## [WORK INSTRUCTIONS]
(1) Duplicate the essay on intimacy word for word, between "Intimacy = Into" and "example of authenticity.", inclusive.
(2) Resume the essay on intimacy after its final sentence and carry it forward in the same voice.

## [READING TEXT]
——
Early in our marriage my wife and I were going through a rough spot and decided to go counseling. During one of the sessions, our counselor was describing the importance of being real as the only way to achieve emotional intimacy. He said that intimacy equals “into me you see“. This stuck with me through the years because at the core of our troubles was me being unwilling or unable to allow my wife to see “into me,” and that was creating conflict in our marriage. This was a turning point for me not only in how I related to my wife, but it also redefined all other relationships as well. It changed the way I have related to my wife, my children, friends and even those within the workplace. Now I’m free to be myself, revealing the good the bad and the ugly. More than once I have given people the warning saying “hey, I’m as messed up as they come. It is a matter of time before I disappoint you”. My intent is two-fold, to show that I will own my junk, but also hopefully encourage others to do the same. This is the only way to build intimacy, to let others see into you. Being real does not mean bearing our hearts to strangers. It does mean, however, that with discernment, we show our true self to others.
Intimacy = Into Me You See
My wife had a milestone birthday last month. When a few friends could not make it due to a number of reasons, either being out of state, scheduling conflicts, etc, I decided to have them record a quick video expressing what she means to them. Without exception the recurring theme was how real and authentic she is, how encouraging this is to them, and how she had challenged them to be the same. Needless to say, I’ve married up. My wife makes me a better man every day as she is a living example of authenticity.
——
## [DATASET]
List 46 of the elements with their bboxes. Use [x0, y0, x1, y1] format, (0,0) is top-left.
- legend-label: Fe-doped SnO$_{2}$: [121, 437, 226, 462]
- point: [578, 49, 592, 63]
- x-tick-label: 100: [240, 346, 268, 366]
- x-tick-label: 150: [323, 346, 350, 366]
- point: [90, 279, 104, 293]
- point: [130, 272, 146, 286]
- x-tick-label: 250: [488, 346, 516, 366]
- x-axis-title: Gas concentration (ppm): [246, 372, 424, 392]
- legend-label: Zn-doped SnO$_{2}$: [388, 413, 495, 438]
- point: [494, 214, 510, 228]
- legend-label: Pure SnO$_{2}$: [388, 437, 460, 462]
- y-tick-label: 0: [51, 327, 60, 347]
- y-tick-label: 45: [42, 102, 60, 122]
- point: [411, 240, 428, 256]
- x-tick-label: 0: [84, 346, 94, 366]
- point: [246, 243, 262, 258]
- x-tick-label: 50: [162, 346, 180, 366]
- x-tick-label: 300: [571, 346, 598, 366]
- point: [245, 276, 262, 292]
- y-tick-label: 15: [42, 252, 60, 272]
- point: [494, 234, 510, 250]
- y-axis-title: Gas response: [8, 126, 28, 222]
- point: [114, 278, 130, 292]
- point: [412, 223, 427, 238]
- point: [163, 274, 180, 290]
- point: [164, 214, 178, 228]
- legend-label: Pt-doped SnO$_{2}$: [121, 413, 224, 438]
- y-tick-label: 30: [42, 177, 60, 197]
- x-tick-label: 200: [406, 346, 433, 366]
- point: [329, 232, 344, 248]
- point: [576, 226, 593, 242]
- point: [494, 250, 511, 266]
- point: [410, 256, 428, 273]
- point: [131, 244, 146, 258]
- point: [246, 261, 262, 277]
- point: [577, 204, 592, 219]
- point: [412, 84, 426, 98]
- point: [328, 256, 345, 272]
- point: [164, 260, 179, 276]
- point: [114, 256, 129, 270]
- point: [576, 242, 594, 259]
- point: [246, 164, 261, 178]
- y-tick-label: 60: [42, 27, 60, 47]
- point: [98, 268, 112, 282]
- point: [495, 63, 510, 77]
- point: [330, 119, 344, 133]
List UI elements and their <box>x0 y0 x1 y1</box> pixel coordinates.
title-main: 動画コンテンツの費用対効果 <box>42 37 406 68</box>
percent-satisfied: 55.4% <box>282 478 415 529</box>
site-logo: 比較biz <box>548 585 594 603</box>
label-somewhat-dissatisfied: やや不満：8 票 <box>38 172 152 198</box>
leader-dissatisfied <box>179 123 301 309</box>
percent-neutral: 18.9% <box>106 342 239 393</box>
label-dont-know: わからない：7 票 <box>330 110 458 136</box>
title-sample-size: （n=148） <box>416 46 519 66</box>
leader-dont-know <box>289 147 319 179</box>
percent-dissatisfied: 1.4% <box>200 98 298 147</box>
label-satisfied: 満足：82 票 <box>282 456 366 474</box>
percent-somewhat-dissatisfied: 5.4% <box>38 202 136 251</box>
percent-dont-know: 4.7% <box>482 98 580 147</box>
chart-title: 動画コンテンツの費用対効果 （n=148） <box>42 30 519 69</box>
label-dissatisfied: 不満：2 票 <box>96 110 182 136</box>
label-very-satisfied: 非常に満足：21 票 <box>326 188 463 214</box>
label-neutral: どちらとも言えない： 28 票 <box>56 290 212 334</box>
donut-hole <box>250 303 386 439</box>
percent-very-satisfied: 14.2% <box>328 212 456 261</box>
——
## [TASK ANSWERS]
(1)
Intimacy = Into Me You See
My wife had a milestone birthday last month. When a few friends could not make it due to a number of reasons, either being out of state, scheduling conflicts, etc, I decided to have them record a quick video expressing what she means to them. Without exception the recurring theme was how real and authentic she is, how encouraging this is to them, and how she had challenged them to be the same. Needless to say, I’ve married up. My wife makes me a better man every day as she is a living example of authenticity.

(2)
John Legend has many awesome songs, but there is one that I love the most called All of me. The chorus says:
‘Cause all of me
Loves all of you
Love your curves and all your edges
All your perfect imperfections
Give your all to me
I’ll give my all to you
You’re my end and my beginning
Even when I lose I’m winning
‘Cause I give you all, all of me
And you give me all, all of you
I try to live my life without filters, portraying the real me. All my perfect imperfections for everyone to see. I believe we can turn our culture away from the selfie picture-perfect focus, but that begins with me, and begins with you. It begins with letting others see into us so that our physical appearance becomes secondary and we no longer feel we need to do image management to gain acceptance from others. When the real us shines through so much that whatever external imperfections we have, are covered by our light coming from within.